◆ EXERCISE DESCRIPTION: Gather the lines from the material that contain "محترم".

"""

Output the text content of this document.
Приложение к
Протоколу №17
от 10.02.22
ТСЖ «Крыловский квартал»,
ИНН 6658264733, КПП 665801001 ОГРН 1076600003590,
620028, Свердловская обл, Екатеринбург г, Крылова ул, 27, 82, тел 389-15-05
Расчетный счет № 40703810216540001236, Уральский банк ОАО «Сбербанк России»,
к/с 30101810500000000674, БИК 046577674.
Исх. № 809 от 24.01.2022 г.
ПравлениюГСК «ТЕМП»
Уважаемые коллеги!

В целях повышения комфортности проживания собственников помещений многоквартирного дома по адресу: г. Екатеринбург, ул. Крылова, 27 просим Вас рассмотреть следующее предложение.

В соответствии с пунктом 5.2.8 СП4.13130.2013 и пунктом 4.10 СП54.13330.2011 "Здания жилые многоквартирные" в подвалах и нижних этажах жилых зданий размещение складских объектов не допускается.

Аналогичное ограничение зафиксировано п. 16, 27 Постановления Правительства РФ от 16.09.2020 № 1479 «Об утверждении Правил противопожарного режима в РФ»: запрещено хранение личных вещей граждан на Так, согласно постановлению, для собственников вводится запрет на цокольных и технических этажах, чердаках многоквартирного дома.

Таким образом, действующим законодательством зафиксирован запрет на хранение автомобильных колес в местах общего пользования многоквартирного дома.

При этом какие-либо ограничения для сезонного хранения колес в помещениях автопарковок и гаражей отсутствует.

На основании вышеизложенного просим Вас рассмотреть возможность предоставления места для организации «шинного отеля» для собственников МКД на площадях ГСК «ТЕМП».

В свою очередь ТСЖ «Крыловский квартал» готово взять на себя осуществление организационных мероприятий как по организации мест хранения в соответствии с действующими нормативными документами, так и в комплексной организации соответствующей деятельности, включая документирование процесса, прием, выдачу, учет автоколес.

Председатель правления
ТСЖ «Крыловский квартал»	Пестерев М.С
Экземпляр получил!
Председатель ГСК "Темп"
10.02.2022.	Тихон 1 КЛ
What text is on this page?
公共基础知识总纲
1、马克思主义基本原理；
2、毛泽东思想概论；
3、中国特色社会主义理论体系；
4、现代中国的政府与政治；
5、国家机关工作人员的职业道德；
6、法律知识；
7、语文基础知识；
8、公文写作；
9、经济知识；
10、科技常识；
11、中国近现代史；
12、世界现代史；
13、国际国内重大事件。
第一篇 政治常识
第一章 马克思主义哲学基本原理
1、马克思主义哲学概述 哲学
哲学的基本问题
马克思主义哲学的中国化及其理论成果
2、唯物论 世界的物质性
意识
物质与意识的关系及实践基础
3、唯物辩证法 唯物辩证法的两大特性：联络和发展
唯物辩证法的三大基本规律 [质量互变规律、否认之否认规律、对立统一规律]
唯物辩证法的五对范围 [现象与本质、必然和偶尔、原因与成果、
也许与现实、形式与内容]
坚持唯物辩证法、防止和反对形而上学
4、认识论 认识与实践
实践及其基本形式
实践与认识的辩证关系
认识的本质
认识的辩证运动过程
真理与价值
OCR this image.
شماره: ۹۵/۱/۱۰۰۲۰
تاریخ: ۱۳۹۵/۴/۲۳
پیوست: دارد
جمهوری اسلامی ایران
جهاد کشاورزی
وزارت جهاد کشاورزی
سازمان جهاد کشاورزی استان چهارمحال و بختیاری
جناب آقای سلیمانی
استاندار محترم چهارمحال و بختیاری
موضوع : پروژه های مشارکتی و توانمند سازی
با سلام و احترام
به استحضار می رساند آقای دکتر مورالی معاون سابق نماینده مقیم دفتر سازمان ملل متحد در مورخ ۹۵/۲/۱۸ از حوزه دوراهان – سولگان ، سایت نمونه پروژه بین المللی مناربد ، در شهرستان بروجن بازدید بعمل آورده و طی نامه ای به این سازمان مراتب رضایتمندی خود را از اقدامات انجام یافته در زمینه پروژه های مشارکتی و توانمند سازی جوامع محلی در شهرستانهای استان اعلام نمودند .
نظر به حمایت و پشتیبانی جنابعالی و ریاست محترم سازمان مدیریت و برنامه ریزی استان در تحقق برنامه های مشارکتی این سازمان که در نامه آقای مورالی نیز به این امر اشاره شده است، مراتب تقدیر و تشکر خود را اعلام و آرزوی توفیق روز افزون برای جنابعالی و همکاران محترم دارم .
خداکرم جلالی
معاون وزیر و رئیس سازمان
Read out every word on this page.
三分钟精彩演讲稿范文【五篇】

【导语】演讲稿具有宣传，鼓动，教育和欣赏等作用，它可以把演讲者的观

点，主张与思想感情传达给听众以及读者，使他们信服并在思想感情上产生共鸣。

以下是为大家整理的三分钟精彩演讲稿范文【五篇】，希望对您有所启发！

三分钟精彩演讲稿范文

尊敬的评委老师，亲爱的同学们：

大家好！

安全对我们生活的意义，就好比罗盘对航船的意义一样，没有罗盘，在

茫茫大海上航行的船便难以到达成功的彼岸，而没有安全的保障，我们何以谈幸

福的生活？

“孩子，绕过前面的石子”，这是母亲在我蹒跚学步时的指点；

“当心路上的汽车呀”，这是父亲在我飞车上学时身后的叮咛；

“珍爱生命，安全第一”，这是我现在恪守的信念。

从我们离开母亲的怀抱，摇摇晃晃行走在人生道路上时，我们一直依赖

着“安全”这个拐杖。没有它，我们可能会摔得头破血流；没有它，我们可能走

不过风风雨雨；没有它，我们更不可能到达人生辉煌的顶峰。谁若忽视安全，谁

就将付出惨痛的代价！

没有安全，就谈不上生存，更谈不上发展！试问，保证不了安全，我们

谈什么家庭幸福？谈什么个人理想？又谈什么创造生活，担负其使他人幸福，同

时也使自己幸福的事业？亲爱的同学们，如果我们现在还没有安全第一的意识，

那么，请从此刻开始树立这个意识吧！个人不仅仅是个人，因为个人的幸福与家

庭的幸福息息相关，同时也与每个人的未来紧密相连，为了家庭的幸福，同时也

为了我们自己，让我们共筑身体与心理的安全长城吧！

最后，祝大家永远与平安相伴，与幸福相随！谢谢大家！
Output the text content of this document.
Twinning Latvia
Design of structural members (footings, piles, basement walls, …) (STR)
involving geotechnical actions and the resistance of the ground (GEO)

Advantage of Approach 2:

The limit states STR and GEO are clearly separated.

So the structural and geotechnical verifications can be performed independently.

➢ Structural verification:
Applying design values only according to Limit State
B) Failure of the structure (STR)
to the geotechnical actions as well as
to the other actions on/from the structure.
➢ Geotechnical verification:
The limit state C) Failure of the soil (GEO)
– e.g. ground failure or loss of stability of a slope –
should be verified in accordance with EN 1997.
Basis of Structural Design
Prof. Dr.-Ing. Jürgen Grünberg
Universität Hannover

"""

◆ FULL RESPONSE:
استاندار محترم چهارمحال و بختیاری
نظر به حمایت و پشتیبانی جنابعالی و ریاست محترم سازمان مدیریت و برنامه ریزی استان در تحقق برنامه های مشارکتی این سازمان که در نامه آقای مورالی نیز به این امر اشاره شده است، مراتب تقدیر و تشکر خود را اعلام و آرزوی توفیق روز افزون برای جنابعالی و همکاران محترم دارم .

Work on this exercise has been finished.